→ Data supplied:
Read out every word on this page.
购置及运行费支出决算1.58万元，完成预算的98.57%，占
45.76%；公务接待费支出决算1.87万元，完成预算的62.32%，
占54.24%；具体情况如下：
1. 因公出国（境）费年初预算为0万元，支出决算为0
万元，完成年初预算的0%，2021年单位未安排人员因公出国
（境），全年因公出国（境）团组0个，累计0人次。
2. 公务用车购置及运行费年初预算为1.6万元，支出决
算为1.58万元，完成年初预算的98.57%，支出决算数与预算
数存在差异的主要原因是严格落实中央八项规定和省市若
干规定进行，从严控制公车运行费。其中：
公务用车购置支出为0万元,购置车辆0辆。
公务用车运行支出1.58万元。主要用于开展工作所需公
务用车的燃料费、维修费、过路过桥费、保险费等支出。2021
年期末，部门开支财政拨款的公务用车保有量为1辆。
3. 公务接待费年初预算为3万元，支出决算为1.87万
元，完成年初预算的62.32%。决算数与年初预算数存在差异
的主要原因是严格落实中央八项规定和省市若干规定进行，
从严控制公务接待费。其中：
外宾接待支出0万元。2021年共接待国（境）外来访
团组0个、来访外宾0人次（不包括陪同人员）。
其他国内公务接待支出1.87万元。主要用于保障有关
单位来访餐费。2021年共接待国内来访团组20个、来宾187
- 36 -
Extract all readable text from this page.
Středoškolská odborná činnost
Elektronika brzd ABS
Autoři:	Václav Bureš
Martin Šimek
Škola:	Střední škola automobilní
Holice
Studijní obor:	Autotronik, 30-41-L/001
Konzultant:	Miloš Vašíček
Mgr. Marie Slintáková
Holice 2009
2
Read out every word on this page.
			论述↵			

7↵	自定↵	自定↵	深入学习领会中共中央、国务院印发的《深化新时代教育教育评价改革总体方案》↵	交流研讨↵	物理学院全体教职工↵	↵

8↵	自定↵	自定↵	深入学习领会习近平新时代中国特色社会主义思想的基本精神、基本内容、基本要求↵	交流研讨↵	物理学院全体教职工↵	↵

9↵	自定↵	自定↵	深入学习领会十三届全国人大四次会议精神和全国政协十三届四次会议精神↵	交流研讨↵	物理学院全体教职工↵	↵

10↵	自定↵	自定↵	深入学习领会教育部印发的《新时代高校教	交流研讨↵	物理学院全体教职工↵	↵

→ Work to do: Provide all the records again, word for word.

→ Answer to this exercise:
Read out every word on this page.
购置及运行费支出决算1.58万元，完成预算的98.57%，占
45.76%；公务接待费支出决算1.87万元，完成预算的62.32%，
占54.24%；具体情况如下：
1. 因公出国（境）费年初预算为0万元，支出决算为0
万元，完成年初预算的0%，2021年单位未安排人员因公出国
（境），全年因公出国（境）团组0个，累计0人次。
2. 公务用车购置及运行费年初预算为1.6万元，支出决
算为1.58万元，完成年初预算的98.57%，支出决算数与预算
数存在差异的主要原因是严格落实中央八项规定和省市若
干规定进行，从严控制公车运行费。其中：
公务用车购置支出为0万元,购置车辆0辆。
公务用车运行支出1.58万元。主要用于开展工作所需公
务用车的燃料费、维修费、过路过桥费、保险费等支出。2021
年期末，部门开支财政拨款的公务用车保有量为1辆。
3. 公务接待费年初预算为3万元，支出决算为1.87万
元，完成年初预算的62.32%。决算数与年初预算数存在差异
的主要原因是严格落实中央八项规定和省市若干规定进行，
从严控制公务接待费。其中：
外宾接待支出0万元。2021年共接待国（境）外来访
团组0个、来访外宾0人次（不包括陪同人员）。
其他国内公务接待支出1.87万元。主要用于保障有关
单位来访餐费。2021年共接待国内来访团组20个、来宾187
- 36 -
Extract all readable text from this page.
Středoškolská odborná činnost
Elektronika brzd ABS
Autoři:	Václav Bureš
Martin Šimek
Škola:	Střední škola automobilní
Holice
Studijní obor:	Autotronik, 30-41-L/001
Konzultant:	Miloš Vašíček
Mgr. Marie Slintáková
Holice 2009
2
Read out every word on this page.
			论述↵			

7↵	自定↵	自定↵	深入学习领会中共中央、国务院印发的《深化新时代教育教育评价改革总体方案》↵	交流研讨↵	物理学院全体教职工↵	↵

8↵	自定↵	自定↵	深入学习领会习近平新时代中国特色社会主义思想的基本精神、基本内容、基本要求↵	交流研讨↵	物理学院全体教职工↵	↵

9↵	自定↵	自定↵	深入学习领会十三届全国人大四次会议精神和全国政协十三届四次会议精神↵	交流研讨↵	物理学院全体教职工↵	↵

10↵	自定↵	自定↵	深入学习领会教育部印发的《新时代高校教	交流研讨↵	物理学院全体教职工↵	↵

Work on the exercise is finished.